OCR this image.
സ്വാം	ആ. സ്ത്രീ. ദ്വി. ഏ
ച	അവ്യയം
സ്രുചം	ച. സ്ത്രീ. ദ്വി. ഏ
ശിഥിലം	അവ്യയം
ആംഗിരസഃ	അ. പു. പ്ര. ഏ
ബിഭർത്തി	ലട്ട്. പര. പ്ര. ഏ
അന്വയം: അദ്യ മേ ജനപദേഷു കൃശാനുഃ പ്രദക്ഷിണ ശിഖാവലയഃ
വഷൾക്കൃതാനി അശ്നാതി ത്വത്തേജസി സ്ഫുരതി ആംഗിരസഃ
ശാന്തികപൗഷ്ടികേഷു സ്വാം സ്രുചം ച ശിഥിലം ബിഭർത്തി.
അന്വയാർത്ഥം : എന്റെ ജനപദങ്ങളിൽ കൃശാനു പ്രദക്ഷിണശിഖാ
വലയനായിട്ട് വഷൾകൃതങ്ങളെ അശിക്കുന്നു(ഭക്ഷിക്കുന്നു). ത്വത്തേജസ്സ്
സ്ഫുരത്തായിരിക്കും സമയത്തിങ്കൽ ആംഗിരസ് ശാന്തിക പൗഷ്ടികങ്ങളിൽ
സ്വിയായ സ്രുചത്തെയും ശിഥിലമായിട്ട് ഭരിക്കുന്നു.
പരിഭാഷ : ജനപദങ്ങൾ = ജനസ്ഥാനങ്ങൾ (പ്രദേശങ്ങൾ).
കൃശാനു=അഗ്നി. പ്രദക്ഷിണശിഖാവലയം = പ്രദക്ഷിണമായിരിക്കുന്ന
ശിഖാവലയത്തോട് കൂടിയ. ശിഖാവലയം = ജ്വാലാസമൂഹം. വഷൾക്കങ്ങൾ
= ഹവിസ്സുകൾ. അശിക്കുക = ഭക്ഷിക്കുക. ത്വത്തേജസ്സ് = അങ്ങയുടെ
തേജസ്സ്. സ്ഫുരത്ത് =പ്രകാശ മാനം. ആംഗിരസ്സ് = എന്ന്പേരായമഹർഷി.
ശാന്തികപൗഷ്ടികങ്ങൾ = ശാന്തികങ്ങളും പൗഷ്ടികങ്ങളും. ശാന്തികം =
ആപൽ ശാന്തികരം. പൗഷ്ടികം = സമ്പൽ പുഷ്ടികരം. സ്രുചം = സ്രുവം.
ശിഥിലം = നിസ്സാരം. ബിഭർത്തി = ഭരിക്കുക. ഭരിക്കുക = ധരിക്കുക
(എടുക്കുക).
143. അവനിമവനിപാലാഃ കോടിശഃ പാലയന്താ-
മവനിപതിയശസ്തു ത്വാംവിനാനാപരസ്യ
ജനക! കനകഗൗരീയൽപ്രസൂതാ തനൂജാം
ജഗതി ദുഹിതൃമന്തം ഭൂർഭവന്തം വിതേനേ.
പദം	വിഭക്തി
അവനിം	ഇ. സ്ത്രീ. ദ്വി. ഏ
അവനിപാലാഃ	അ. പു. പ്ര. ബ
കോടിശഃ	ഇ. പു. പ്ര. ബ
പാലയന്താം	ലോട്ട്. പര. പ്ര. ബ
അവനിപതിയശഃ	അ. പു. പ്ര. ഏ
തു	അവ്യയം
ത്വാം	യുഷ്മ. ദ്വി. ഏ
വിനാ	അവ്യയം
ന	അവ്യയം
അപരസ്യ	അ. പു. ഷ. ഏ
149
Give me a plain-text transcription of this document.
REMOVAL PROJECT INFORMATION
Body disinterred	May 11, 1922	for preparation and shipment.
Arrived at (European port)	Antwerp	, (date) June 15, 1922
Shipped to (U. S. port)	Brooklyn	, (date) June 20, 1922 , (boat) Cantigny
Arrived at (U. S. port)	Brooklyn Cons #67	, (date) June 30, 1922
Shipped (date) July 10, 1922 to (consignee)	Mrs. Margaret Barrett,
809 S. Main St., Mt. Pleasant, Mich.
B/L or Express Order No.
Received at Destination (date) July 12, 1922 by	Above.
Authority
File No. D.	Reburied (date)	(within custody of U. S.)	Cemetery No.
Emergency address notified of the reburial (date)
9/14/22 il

The exercise => Reproduce all the records precisely.

Result below =>
OCR this image.
സ്വാം	ആ. സ്ത്രീ. ദ്വി. ഏ
ച	അവ്യയം
സ്രുചം	ച. സ്ത്രീ. ദ്വി. ഏ
ശിഥിലം	അവ്യയം
ആംഗിരസഃ	അ. പു. പ്ര. ഏ
ബിഭർത്തി	ലട്ട്. പര. പ്ര. ഏ
അന്വയം: അദ്യ മേ ജനപദേഷു കൃശാനുഃ പ്രദക്ഷിണ ശിഖാവലയഃ
വഷൾക്കൃതാനി അശ്നാതി ത്വത്തേജസി സ്ഫുരതി ആംഗിരസഃ
ശാന്തികപൗഷ്ടികേഷു സ്വാം സ്രുചം ച ശിഥിലം ബിഭർത്തി.
അന്വയാർത്ഥം : എന്റെ ജനപദങ്ങളിൽ കൃശാനു പ്രദക്ഷിണശിഖാ
വലയനായിട്ട് വഷൾകൃതങ്ങളെ അശിക്കുന്നു(ഭക്ഷിക്കുന്നു). ത്വത്തേജസ്സ്
സ്ഫുരത്തായിരിക്കും സമയത്തിങ്കൽ ആംഗിരസ് ശാന്തിക പൗഷ്ടികങ്ങളിൽ
സ്വിയായ സ്രുചത്തെയും ശിഥിലമായിട്ട് ഭരിക്കുന്നു.
പരിഭാഷ : ജനപദങ്ങൾ = ജനസ്ഥാനങ്ങൾ (പ്രദേശങ്ങൾ).
കൃശാനു=അഗ്നി. പ്രദക്ഷിണശിഖാവലയം = പ്രദക്ഷിണമായിരിക്കുന്ന
ശിഖാവലയത്തോട് കൂടിയ. ശിഖാവലയം = ജ്വാലാസമൂഹം. വഷൾക്കങ്ങൾ
= ഹവിസ്സുകൾ. അശിക്കുക = ഭക്ഷിക്കുക. ത്വത്തേജസ്സ് = അങ്ങയുടെ
തേജസ്സ്. സ്ഫുരത്ത് =പ്രകാശ മാനം. ആംഗിരസ്സ് = എന്ന്പേരായമഹർഷി.
ശാന്തികപൗഷ്ടികങ്ങൾ = ശാന്തികങ്ങളും പൗഷ്ടികങ്ങളും. ശാന്തികം =
ആപൽ ശാന്തികരം. പൗഷ്ടികം = സമ്പൽ പുഷ്ടികരം. സ്രുചം = സ്രുവം.
ശിഥിലം = നിസ്സാരം. ബിഭർത്തി = ഭരിക്കുക. ഭരിക്കുക = ധരിക്കുക
(എടുക്കുക).
143. അവനിമവനിപാലാഃ കോടിശഃ പാലയന്താ-
മവനിപതിയശസ്തു ത്വാംവിനാനാപരസ്യ
ജനക! കനകഗൗരീയൽപ്രസൂതാ തനൂജാം
ജഗതി ദുഹിതൃമന്തം ഭൂർഭവന്തം വിതേനേ.
പദം	വിഭക്തി
അവനിം	ഇ. സ്ത്രീ. ദ്വി. ഏ
അവനിപാലാഃ	അ. പു. പ്ര. ബ
കോടിശഃ	ഇ. പു. പ്ര. ബ
പാലയന്താം	ലോട്ട്. പര. പ്ര. ബ
അവനിപതിയശഃ	അ. പു. പ്ര. ഏ
തു	അവ്യയം
ത്വാം	യുഷ്മ. ദ്വി. ഏ
വിനാ	അവ്യയം
ന	അവ്യയം
അപരസ്യ	അ. പു. ഷ. ഏ
149
Give me a plain-text transcription of this document.
REMOVAL PROJECT INFORMATION
Body disinterred	May 11, 1922	for preparation and shipment.
Arrived at (European port)	Antwerp	, (date) June 15, 1922
Shipped to (U. S. port)	Brooklyn	, (date) June 20, 1922 , (boat) Cantigny
Arrived at (U. S. port)	Brooklyn Cons #67	, (date) June 30, 1922
Shipped (date) July 10, 1922 to (consignee)	Mrs. Margaret Barrett,
809 S. Main St., Mt. Pleasant, Mich.
B/L or Express Order No.
Received at Destination (date) July 12, 1922 by	Above.
Authority
File No. D.	Reburied (date)	(within custody of U. S.)	Cemetery No.
Emergency address notified of the reburial (date)
9/14/22 il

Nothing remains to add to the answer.